__Data lines__:
════
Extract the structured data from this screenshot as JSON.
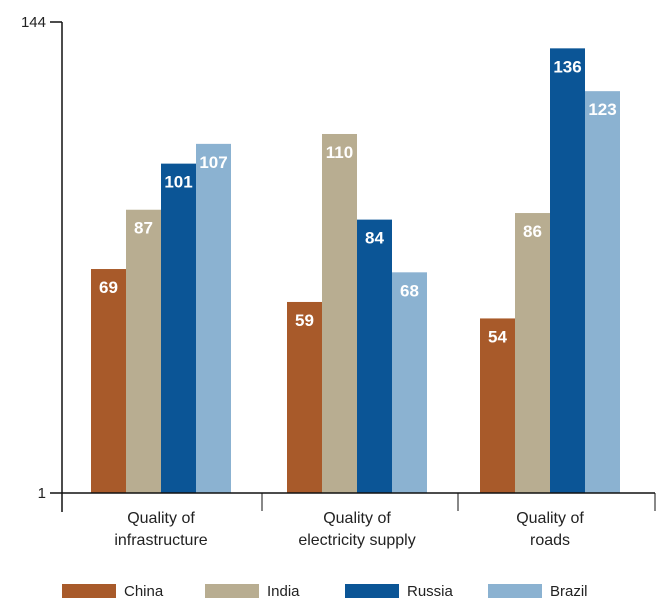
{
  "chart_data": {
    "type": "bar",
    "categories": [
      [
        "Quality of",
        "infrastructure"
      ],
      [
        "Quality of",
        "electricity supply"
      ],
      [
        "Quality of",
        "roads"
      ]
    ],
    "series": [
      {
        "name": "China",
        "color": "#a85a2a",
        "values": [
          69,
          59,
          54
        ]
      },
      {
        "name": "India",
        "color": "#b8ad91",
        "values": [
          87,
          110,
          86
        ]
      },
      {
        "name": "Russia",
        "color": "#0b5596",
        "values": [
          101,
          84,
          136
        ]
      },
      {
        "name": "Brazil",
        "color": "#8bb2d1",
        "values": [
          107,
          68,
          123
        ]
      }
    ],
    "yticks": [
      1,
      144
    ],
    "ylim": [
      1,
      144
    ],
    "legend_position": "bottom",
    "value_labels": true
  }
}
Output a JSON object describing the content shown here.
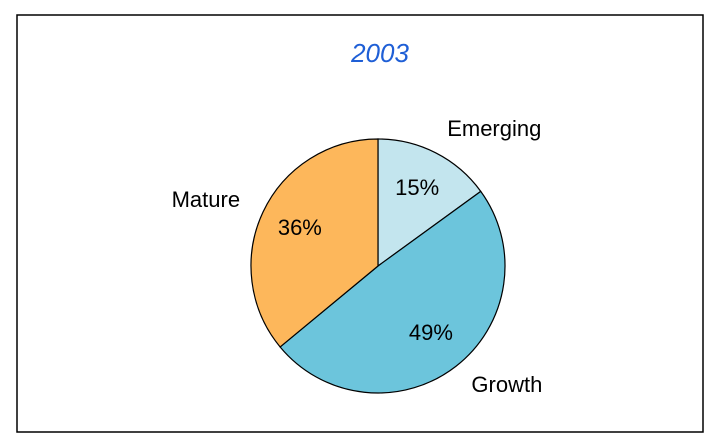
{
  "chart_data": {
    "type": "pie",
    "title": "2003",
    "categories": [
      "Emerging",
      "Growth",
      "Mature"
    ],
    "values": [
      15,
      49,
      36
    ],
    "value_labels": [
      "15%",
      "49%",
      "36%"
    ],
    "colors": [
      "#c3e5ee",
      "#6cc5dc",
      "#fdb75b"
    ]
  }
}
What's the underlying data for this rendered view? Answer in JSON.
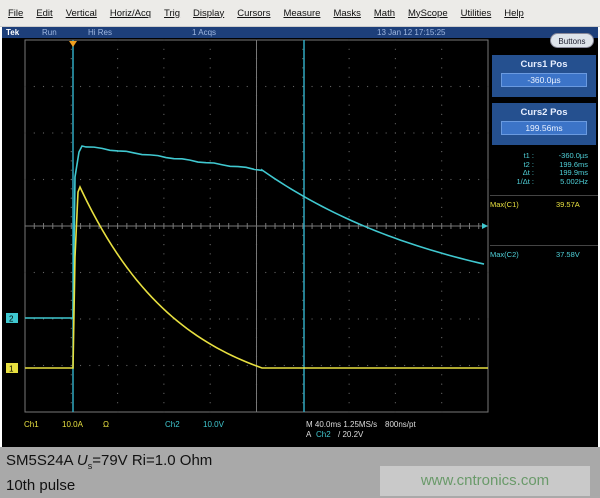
════
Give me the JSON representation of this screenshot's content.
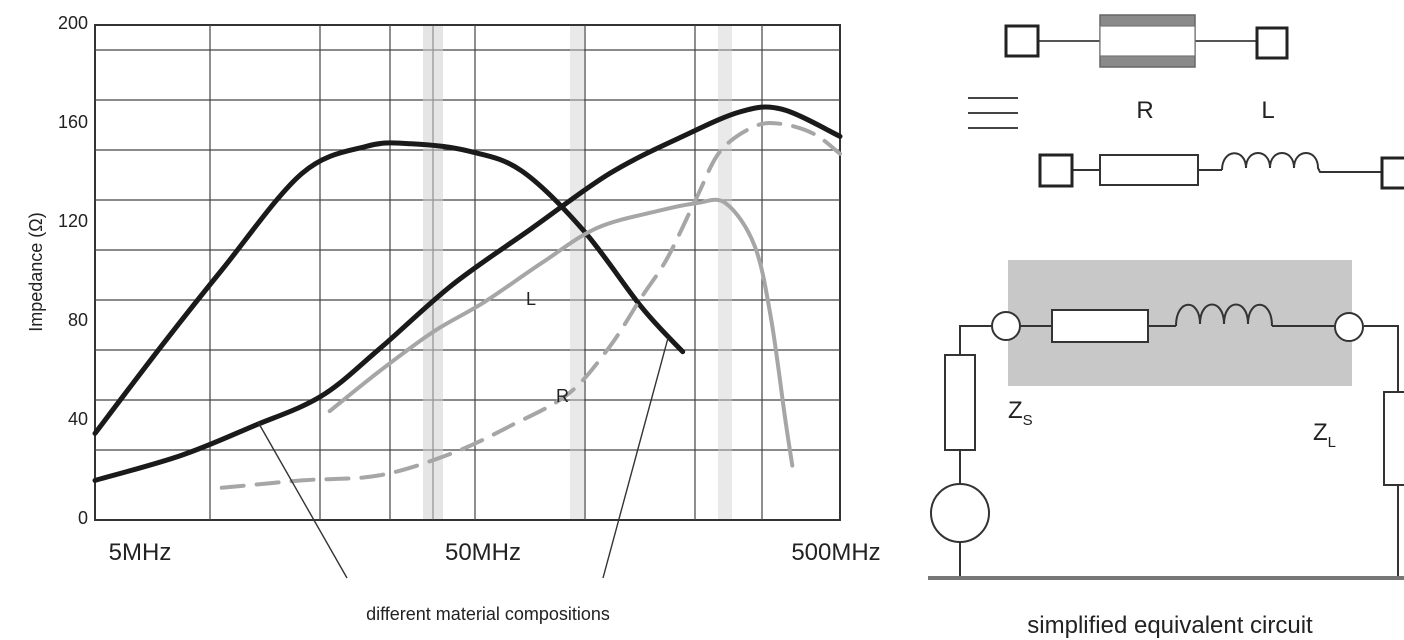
════
__Exercise directions__:
Begin at the line that has "Extract the structured", stop after the line that has "What's the underlying", and reproduce every line between them exactly and nothing else. Pictures stay out of the copy.

__Solution to the problem__:
Extract the structured data from this screenshot as JSON.
{
  "chart_data": {
    "type": "bar",
    "categories": [
      [
        "Quality of",
        "infrastructure"
      ],
      [
        "Quality of",
        "electricity supply"
      ],
      [
        "Quality of",
        "roads"
      ]
    ],
    "series": [
      {
        "name": "China",
        "color": "#a85a2a",
        "values": [
          69,
          59,
          54
        ]
      },
      {
        "name": "India",
        "color": "#b8ad91",
        "values": [
          87,
          110,
          86
        ]
      },
      {
        "name": "Russia",
        "color": "#0b5596",
        "values": [
          101,
          84,
          136
        ]
      },
      {
        "name": "Brazil",
        "color": "#8bb2d1",
        "values": [
          107,
          68,
          123
        ]
      }
    ],
    "yticks": [
      1,
      144
    ],
    "ylim": [
      1,
      144
    ],
    "legend_position": "bottom",
    "value_labels": true
  }
}
Output a JSON object describing the content shown here.
{
  "chart_data": {
    "type": "pie",
    "title": "2003",
    "categories": [
      "Emerging",
      "Growth",
      "Mature"
    ],
    "values": [
      15,
      49,
      36
    ],
    "value_labels": [
      "15%",
      "49%",
      "36%"
    ],
    "colors": [
      "#c3e5ee",
      "#6cc5dc",
      "#fdb75b"
    ]
  }
}
What's the underlying data for this rendered view? Answer in JSON.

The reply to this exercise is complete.